• WORK TO COMPLETE:
- A) In the security news post, copy out the text from "Didn't take long" to "sure hope so...".
- B) In the security news post, how many of Microsoft's seven updates are rated critical?
- C) Carry on the security news post about patches and vulnerabilities from the point where it stops.

• PASSAGE PROVIDED:
■ ■ ■ ■ ■ ■ ■

In case you missed it, yesterday was "Patch Tuesday," & eleven vulnerabilities were patched during Microsoft's last patching of 2007.

"Of the seven updates, three are rated critical -- the highest ranking Microsoft uses -- while the other four are labeled important, the second-highest category in the company's four-step scoring system."

Didn't take long after the posting of the proof-of-concept code for the actual exploit code to appear in the wild. Think Apple will be working feverishly to get this patch going? I sure hope so...

"The vulnerability, found in the way QuickTime processes RTSP (Real Time Streaming Protocol) replies, can lead to remote attackers hijacking vulnerable systems. This proof of concept code was posted on Nov. 23 by security researcher Krystian Kloskowski."

Firefox's JAR protocol handler flaw is finally getting some attention after nine months on Bugzilla when a security researcher produced a proof-of-concept hack using GMail.

■ ■ ■ ■ ■ ■ ■

• Extracted records:
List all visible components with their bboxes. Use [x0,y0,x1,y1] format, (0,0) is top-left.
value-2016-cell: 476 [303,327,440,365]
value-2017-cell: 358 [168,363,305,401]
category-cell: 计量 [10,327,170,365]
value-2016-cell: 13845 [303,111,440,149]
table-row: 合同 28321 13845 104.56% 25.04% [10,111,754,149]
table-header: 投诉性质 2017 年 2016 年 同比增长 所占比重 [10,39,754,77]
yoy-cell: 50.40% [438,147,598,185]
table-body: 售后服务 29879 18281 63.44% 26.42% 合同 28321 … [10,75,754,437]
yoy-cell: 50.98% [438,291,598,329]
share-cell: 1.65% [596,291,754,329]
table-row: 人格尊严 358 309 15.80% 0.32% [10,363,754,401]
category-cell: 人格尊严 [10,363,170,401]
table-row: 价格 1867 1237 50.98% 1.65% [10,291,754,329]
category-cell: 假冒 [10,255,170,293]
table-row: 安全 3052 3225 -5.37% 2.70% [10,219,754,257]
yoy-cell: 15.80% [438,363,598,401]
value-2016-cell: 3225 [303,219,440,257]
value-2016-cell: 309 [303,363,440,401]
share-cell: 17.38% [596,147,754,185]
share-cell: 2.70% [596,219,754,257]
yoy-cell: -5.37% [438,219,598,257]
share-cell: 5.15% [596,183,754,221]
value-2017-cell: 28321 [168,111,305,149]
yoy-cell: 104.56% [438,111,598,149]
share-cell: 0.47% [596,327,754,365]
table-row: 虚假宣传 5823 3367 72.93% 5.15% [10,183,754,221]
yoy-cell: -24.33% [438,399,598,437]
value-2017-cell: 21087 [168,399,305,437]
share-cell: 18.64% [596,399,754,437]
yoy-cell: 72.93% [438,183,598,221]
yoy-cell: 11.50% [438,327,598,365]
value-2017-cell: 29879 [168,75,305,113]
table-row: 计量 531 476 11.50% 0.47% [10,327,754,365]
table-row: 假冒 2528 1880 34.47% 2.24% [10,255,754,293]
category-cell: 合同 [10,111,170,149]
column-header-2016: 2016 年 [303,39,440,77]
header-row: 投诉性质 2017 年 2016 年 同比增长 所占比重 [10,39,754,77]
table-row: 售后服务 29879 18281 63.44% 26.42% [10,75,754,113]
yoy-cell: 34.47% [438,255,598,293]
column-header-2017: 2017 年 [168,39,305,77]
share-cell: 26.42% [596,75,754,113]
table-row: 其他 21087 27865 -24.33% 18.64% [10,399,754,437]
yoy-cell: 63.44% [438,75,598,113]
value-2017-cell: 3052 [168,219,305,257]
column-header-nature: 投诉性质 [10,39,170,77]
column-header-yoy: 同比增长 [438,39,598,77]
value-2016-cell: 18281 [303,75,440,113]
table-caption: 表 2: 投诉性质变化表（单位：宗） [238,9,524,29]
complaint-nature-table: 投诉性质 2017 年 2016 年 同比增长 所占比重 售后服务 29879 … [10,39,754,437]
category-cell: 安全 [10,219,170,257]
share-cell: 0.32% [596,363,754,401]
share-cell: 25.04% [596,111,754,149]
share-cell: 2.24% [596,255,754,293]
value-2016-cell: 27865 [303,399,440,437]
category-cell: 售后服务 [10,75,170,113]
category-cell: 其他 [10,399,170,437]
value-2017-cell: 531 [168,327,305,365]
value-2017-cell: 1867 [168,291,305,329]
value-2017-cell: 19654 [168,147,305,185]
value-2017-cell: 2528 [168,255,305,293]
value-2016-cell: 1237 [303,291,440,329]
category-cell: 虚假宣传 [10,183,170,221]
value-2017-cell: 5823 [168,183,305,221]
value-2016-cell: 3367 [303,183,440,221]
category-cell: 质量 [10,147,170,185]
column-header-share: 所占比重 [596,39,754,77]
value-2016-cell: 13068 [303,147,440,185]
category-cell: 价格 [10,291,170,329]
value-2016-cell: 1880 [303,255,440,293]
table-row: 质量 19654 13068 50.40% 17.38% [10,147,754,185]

■ ■ ■ ■ ■ ■ ■

• ANSWERS BY ITEM NUMBER:
- A)
Didn't take long after the posting of the proof-of-concept code for the actual exploit code to appear in the wild. Think Apple will be working feverishly to get this patch going? I sure hope so...

- B) Three

- C)
"Attackers can exploit the flaw by uploading any content -- malicious code, for example, or a malformed Office document -- to a Web site, then entice users to that site and its content with a link that includes the jar: protocol. Because the content executes in the security context of the hosting site, if that site (eg., a commercial photo sharing service) is trusted, then the malicious code runs as trusted within the browser too."

IRC-run bot nets are the bane of existence for any help desk monkey; which is why I see this guy as only really creating problems for others like himself. For SHAME!

"From his home and his workplace, Internet telephony firm 3G Communications, between 2005 until early 2006, Schiefer and unidentified co-schemers created a network of compromised computers that they controlled through Internet Relay Chat commands and used the bots to spread malware and to steal PayPal user names and passwords."